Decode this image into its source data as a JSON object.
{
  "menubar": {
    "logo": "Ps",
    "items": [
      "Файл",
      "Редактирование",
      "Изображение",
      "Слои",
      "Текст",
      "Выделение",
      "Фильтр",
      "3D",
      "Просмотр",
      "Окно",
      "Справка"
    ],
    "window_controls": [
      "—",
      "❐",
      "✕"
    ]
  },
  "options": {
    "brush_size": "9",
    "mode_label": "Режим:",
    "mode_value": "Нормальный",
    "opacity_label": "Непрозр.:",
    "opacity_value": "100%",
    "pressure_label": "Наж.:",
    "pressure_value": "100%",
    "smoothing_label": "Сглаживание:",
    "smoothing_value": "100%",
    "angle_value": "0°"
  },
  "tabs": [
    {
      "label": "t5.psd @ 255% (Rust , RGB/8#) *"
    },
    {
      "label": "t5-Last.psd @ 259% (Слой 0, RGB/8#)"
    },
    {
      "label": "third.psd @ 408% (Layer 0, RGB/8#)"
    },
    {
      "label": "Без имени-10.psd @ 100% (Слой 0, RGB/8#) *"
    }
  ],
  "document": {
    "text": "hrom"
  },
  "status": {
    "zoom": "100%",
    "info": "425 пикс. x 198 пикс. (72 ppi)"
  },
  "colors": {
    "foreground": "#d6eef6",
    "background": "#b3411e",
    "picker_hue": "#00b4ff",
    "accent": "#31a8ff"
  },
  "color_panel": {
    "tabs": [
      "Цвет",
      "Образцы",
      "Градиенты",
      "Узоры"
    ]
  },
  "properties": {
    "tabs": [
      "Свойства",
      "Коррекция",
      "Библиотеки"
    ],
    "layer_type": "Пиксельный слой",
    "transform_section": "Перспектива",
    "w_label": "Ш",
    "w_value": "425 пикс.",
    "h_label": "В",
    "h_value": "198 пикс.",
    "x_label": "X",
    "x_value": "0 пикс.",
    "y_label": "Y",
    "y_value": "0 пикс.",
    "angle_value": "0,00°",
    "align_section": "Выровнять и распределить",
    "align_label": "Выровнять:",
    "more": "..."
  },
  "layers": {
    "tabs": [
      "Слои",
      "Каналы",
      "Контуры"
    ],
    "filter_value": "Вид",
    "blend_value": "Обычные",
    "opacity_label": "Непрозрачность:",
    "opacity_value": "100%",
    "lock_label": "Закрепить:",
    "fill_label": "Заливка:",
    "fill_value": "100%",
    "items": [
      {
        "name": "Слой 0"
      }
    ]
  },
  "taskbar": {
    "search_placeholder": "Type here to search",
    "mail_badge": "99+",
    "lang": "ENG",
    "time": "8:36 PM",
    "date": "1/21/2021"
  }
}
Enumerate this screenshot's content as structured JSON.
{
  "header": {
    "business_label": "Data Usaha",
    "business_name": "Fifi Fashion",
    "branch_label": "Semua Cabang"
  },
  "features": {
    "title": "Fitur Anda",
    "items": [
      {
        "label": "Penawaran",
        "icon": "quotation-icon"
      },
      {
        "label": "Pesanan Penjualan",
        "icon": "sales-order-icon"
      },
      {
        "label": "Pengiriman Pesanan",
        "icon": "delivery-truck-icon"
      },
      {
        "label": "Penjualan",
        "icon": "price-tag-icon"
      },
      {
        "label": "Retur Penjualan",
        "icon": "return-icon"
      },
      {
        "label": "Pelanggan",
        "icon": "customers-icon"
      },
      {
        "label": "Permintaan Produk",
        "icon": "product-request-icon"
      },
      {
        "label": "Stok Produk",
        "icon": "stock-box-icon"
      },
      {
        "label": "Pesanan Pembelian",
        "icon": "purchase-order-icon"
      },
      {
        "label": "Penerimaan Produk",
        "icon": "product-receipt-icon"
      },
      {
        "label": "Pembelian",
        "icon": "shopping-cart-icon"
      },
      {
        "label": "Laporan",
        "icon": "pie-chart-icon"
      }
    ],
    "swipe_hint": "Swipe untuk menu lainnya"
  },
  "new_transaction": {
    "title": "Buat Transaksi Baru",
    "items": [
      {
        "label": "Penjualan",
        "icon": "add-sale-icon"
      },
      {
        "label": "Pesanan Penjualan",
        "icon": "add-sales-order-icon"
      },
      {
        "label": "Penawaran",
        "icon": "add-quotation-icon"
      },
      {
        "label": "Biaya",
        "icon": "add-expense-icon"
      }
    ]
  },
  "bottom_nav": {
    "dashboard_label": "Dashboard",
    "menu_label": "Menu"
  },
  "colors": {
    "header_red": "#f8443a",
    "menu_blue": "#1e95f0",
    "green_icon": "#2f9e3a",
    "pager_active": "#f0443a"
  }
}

* * * * * * *

• Objective
Copy all lines from the data that hold the word "title".

• Task solution
    "title": "Fitur Anda",
    "title": "Buat Transaksi Baru",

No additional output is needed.